**Set exercise**
List each line in the listing below that contains the string "innoviting".

Region annotation records:
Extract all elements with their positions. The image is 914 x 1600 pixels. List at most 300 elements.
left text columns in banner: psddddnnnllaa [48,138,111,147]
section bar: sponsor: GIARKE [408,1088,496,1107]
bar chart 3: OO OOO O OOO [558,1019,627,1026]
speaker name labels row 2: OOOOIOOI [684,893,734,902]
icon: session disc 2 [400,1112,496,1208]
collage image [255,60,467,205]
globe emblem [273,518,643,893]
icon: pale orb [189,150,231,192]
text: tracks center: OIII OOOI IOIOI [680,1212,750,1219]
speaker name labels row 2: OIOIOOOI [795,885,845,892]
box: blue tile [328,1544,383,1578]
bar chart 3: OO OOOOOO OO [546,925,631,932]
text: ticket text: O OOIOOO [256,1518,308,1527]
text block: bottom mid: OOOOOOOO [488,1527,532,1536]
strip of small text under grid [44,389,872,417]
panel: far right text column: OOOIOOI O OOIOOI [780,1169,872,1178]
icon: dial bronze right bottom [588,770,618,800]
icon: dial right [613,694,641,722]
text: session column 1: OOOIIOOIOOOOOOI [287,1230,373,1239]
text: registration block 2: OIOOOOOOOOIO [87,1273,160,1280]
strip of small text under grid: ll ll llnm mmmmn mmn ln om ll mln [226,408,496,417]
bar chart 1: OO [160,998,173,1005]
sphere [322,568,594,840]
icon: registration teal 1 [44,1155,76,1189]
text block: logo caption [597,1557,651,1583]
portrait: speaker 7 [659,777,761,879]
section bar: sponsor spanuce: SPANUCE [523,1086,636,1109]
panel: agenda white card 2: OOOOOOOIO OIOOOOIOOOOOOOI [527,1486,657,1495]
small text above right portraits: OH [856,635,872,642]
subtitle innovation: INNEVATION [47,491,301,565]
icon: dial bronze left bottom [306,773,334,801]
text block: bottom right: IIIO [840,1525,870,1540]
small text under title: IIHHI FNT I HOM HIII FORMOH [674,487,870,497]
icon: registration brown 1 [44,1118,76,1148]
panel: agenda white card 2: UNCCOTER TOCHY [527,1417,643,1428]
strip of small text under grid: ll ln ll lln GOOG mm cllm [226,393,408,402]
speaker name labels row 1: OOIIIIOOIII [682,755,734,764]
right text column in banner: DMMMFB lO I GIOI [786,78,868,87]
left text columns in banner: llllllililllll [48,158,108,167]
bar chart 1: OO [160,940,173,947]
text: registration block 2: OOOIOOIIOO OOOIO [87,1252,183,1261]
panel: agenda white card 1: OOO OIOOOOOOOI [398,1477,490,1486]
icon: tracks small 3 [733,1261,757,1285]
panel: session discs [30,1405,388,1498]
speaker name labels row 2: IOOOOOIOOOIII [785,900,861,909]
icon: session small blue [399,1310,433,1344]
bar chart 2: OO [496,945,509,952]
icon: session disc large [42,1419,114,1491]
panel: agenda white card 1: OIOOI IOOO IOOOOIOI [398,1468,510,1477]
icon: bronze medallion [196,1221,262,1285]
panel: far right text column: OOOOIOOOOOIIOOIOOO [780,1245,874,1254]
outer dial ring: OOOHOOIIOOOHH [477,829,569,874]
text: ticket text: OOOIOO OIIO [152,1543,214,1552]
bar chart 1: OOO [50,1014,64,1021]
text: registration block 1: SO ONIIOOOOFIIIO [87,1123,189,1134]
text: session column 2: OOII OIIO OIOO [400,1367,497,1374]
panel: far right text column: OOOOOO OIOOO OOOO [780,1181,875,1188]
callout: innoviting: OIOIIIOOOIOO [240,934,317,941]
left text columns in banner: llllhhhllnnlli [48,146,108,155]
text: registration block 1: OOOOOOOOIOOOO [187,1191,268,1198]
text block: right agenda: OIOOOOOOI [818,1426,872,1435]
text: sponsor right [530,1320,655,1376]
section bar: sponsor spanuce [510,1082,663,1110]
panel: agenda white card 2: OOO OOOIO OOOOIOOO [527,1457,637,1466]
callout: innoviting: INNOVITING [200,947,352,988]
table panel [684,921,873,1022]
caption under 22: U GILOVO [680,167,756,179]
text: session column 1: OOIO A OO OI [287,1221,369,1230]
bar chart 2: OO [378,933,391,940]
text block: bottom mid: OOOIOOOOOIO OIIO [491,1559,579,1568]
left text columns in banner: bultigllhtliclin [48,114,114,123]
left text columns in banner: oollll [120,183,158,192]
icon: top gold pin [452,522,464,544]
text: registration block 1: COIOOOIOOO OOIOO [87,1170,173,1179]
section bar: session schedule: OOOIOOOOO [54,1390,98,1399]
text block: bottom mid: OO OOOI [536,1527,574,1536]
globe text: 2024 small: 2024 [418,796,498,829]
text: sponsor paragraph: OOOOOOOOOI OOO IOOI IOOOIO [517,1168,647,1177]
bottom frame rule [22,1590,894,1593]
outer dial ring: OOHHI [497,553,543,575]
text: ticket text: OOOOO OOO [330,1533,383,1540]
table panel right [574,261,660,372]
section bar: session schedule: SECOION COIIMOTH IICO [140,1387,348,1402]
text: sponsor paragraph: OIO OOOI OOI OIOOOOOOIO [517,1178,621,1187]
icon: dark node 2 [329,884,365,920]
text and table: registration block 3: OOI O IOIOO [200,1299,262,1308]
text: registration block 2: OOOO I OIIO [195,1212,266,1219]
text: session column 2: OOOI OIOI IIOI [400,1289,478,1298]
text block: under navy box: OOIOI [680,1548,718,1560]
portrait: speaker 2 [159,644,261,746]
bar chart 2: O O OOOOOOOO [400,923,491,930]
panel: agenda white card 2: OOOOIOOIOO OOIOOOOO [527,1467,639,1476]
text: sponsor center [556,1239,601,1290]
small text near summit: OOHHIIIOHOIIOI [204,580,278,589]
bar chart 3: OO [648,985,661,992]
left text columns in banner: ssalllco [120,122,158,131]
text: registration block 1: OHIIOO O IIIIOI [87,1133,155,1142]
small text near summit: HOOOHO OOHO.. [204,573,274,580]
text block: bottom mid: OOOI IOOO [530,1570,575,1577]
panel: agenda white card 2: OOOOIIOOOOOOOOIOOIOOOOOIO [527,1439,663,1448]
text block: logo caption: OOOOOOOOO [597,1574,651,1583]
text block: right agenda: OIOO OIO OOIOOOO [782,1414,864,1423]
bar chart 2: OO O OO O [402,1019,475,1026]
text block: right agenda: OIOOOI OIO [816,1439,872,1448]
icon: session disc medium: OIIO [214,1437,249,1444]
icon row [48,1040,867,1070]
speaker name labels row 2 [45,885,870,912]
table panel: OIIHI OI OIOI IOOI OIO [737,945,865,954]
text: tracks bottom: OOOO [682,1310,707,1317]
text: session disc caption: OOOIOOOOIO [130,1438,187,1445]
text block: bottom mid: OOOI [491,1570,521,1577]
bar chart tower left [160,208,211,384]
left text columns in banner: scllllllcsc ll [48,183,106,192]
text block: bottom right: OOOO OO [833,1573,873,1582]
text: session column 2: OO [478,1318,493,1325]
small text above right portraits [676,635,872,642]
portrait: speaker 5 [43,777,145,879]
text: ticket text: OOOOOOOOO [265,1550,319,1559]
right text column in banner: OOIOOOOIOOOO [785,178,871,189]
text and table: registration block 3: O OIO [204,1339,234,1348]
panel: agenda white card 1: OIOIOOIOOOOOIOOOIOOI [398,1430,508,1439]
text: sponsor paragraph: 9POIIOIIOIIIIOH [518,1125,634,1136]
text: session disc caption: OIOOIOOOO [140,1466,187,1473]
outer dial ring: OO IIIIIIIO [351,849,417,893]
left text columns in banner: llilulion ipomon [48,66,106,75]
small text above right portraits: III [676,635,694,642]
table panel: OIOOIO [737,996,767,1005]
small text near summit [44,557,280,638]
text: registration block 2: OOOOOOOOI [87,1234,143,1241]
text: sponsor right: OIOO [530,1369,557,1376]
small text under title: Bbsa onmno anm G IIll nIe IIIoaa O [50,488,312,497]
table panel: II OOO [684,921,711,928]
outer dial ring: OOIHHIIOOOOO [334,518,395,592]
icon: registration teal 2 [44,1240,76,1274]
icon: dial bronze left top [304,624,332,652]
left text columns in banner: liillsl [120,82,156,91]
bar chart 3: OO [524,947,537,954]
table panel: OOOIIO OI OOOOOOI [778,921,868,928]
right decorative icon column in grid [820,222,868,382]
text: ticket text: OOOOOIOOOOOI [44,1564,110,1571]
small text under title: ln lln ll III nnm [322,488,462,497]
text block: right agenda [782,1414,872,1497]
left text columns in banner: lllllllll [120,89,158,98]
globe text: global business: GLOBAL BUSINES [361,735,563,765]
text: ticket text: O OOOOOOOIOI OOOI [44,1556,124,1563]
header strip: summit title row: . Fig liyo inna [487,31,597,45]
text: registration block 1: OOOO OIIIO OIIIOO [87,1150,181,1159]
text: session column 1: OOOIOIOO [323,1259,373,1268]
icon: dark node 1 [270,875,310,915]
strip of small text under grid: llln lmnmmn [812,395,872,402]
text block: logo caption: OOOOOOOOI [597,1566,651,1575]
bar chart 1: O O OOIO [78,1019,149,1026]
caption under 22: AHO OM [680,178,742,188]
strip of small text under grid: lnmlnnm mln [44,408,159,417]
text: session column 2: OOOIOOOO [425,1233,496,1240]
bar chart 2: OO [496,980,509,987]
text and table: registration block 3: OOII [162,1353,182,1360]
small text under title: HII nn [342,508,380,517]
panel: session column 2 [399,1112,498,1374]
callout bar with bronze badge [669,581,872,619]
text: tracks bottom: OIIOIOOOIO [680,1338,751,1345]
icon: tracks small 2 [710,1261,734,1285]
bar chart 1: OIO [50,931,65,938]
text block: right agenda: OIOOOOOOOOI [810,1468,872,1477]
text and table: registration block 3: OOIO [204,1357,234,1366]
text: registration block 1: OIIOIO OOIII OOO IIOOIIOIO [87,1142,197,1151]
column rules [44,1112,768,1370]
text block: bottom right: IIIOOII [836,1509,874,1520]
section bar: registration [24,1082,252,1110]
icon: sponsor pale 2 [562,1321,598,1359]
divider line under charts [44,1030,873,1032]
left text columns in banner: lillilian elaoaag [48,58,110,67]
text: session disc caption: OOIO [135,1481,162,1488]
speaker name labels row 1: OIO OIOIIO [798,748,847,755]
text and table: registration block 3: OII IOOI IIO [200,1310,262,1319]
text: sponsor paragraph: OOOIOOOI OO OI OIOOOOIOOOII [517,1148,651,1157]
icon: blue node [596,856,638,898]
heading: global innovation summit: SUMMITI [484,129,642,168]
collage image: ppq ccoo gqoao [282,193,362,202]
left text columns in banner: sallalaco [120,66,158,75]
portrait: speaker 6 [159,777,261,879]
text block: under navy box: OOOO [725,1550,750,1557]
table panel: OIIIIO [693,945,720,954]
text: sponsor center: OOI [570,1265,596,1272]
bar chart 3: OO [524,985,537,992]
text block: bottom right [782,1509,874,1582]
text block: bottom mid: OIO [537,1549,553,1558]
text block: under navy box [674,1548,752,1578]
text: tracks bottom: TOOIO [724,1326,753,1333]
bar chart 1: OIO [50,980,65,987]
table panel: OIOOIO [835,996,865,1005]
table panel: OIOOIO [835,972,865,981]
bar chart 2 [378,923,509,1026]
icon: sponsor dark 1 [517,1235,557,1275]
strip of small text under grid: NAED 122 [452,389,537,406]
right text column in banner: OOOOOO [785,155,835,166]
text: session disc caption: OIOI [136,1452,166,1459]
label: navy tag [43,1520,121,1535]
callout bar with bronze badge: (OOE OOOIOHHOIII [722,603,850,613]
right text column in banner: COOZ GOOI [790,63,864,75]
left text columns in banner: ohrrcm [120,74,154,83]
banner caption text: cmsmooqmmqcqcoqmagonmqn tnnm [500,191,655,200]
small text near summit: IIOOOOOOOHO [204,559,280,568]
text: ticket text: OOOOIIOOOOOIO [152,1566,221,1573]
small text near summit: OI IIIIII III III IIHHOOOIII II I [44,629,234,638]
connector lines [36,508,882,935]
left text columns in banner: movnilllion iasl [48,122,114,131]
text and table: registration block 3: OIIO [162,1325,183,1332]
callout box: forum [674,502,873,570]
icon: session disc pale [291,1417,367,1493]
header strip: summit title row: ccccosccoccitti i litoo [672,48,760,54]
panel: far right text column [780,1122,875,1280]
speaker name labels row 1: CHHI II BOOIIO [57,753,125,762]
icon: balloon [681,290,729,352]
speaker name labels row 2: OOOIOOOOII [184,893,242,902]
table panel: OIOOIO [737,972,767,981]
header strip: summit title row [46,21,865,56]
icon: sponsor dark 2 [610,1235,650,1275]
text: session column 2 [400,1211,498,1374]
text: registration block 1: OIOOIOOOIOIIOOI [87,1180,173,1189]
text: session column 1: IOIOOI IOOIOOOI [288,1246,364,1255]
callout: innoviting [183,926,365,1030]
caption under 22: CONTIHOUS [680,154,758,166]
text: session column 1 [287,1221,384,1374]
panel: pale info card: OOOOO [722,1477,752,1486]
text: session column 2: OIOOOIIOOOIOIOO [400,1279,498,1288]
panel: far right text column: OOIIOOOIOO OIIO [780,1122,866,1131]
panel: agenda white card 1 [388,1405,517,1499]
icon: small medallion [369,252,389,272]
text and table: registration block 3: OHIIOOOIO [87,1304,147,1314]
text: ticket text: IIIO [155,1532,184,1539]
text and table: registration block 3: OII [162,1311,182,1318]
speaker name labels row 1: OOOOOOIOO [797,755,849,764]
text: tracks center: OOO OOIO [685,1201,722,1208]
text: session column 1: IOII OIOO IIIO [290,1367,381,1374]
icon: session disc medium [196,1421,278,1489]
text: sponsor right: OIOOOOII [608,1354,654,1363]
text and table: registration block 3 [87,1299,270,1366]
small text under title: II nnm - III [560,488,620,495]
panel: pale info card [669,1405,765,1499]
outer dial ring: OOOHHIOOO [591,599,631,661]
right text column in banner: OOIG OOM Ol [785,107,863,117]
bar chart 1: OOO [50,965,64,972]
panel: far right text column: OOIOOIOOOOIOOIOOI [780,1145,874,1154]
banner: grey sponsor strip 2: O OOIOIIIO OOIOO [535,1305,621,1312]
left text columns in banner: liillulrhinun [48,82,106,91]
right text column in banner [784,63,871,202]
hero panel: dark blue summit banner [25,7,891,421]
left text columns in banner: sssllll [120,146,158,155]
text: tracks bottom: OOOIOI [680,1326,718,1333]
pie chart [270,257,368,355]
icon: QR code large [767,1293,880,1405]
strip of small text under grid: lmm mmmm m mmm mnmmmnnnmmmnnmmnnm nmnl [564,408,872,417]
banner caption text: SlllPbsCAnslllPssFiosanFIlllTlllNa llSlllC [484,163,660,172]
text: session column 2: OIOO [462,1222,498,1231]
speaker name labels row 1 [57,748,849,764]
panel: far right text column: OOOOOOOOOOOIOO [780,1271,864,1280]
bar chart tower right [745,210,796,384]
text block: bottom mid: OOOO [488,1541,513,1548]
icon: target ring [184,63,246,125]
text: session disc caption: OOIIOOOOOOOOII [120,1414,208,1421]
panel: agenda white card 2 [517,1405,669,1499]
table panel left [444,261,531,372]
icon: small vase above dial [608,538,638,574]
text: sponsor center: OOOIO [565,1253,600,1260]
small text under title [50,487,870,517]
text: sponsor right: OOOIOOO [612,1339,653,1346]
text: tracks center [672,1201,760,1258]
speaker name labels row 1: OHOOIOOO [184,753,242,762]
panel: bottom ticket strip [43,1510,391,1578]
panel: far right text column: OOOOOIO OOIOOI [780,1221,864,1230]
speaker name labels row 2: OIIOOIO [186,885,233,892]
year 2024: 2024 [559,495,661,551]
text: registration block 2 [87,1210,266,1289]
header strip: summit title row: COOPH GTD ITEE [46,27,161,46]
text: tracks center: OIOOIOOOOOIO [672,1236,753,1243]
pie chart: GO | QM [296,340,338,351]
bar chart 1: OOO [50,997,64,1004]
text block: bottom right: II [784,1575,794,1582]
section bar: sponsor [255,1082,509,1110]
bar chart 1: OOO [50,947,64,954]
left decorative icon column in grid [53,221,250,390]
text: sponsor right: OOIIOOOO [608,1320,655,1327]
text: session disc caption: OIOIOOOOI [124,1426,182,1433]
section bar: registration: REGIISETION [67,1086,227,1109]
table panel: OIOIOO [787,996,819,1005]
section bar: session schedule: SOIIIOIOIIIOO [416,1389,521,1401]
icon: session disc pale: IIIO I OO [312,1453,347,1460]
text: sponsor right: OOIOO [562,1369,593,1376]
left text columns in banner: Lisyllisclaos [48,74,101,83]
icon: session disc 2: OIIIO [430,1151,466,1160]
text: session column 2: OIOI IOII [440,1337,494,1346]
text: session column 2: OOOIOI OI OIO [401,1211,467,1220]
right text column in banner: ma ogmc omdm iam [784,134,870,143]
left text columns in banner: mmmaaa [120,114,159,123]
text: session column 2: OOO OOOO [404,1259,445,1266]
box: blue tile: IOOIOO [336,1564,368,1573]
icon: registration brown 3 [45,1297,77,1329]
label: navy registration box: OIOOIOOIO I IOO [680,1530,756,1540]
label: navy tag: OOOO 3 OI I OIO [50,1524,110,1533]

**The reply**
callout: innoviting: OIOIIIOOOIOO [240,934,317,941]
callout: innoviting: INNOVITING [200,947,352,988]
callout: innoviting [183,926,365,1030]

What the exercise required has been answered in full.